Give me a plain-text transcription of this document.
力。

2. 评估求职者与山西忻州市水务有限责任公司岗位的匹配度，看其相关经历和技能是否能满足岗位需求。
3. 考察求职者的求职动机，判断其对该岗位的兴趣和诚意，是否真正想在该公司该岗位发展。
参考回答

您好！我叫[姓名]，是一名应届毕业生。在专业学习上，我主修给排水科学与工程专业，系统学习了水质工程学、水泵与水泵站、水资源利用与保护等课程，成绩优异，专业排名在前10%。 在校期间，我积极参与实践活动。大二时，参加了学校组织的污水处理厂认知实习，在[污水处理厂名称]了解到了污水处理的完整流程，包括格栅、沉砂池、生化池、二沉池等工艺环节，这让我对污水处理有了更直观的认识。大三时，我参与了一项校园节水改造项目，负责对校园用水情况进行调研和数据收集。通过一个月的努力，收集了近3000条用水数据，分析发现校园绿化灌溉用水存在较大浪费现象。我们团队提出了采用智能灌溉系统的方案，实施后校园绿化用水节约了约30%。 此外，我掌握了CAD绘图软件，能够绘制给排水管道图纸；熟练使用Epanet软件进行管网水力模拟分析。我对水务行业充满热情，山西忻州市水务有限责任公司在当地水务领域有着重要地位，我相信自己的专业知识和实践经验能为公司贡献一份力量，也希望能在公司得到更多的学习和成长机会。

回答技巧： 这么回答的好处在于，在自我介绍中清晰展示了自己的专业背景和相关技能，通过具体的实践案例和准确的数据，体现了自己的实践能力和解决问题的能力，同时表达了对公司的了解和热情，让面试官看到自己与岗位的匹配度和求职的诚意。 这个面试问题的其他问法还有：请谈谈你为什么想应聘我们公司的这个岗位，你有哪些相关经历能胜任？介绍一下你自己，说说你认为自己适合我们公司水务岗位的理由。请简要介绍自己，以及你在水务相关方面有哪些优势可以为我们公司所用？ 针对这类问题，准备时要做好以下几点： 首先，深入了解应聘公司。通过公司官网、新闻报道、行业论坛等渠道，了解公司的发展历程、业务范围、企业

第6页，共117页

- _THE EXERCISE_: Your task is to give the records above again, exactly.

- _TASK RESPONSE_:
Give me a plain-text transcription of this document.
力。

2. 评估求职者与山西忻州市水务有限责任公司岗位的匹配度，看其相关经历和技能是否能满足岗位需求。
3. 考察求职者的求职动机，判断其对该岗位的兴趣和诚意，是否真正想在该公司该岗位发展。
参考回答

您好！我叫[姓名]，是一名应届毕业生。在专业学习上，我主修给排水科学与工程专业，系统学习了水质工程学、水泵与水泵站、水资源利用与保护等课程，成绩优异，专业排名在前10%。 在校期间，我积极参与实践活动。大二时，参加了学校组织的污水处理厂认知实习，在[污水处理厂名称]了解到了污水处理的完整流程，包括格栅、沉砂池、生化池、二沉池等工艺环节，这让我对污水处理有了更直观的认识。大三时，我参与了一项校园节水改造项目，负责对校园用水情况进行调研和数据收集。通过一个月的努力，收集了近3000条用水数据，分析发现校园绿化灌溉用水存在较大浪费现象。我们团队提出了采用智能灌溉系统的方案，实施后校园绿化用水节约了约30%。 此外，我掌握了CAD绘图软件，能够绘制给排水管道图纸；熟练使用Epanet软件进行管网水力模拟分析。我对水务行业充满热情，山西忻州市水务有限责任公司在当地水务领域有着重要地位，我相信自己的专业知识和实践经验能为公司贡献一份力量，也希望能在公司得到更多的学习和成长机会。

回答技巧： 这么回答的好处在于，在自我介绍中清晰展示了自己的专业背景和相关技能，通过具体的实践案例和准确的数据，体现了自己的实践能力和解决问题的能力，同时表达了对公司的了解和热情，让面试官看到自己与岗位的匹配度和求职的诚意。 这个面试问题的其他问法还有：请谈谈你为什么想应聘我们公司的这个岗位，你有哪些相关经历能胜任？介绍一下你自己，说说你认为自己适合我们公司水务岗位的理由。请简要介绍自己，以及你在水务相关方面有哪些优势可以为我们公司所用？ 针对这类问题，准备时要做好以下几点： 首先，深入了解应聘公司。通过公司官网、新闻报道、行业论坛等渠道，了解公司的发展历程、业务范围、企业

第6页，共117页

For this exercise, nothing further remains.